◆ **TASK**
Word for word, retype every entry in the listing.

::::

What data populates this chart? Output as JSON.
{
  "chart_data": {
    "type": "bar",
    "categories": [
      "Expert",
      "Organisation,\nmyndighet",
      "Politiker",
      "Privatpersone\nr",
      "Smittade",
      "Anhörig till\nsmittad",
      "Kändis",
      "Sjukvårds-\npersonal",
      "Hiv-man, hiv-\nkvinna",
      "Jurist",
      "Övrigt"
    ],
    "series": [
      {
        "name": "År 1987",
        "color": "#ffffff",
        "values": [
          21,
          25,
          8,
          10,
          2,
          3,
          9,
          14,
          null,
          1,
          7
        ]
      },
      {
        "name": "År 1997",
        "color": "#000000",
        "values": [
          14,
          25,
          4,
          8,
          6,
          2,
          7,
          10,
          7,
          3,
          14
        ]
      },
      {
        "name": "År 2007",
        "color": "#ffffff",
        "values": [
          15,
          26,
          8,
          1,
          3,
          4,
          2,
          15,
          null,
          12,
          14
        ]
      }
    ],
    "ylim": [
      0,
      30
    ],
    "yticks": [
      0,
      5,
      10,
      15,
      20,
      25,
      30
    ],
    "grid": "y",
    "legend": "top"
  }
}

::::

◆ **FULL SOLUTION**
What data populates this chart? Output as JSON.
{
  "chart_data": {
    "type": "bar",
    "categories": [
      "Expert",
      "Organisation,\nmyndighet",
      "Politiker",
      "Privatpersone\nr",
      "Smittade",
      "Anhörig till\nsmittad",
      "Kändis",
      "Sjukvårds-\npersonal",
      "Hiv-man, hiv-\nkvinna",
      "Jurist",
      "Övrigt"
    ],
    "series": [
      {
        "name": "År 1987",
        "color": "#ffffff",
        "values": [
          21,
          25,
          8,
          10,
          2,
          3,
          9,
          14,
          null,
          1,
          7
        ]
      },
      {
        "name": "År 1997",
        "color": "#000000",
        "values": [
          14,
          25,
          4,
          8,
          6,
          2,
          7,
          10,
          7,
          3,
          14
        ]
      },
      {
        "name": "År 2007",
        "color": "#ffffff",
        "values": [
          15,
          26,
          8,
          1,
          3,
          4,
          2,
          15,
          null,
          12,
          14
        ]
      }
    ],
    "ylim": [
      0,
      30
    ],
    "yticks": [
      0,
      5,
      10,
      15,
      20,
      25,
      30
    ],
    "grid": "y",
    "legend": "top"
  }
}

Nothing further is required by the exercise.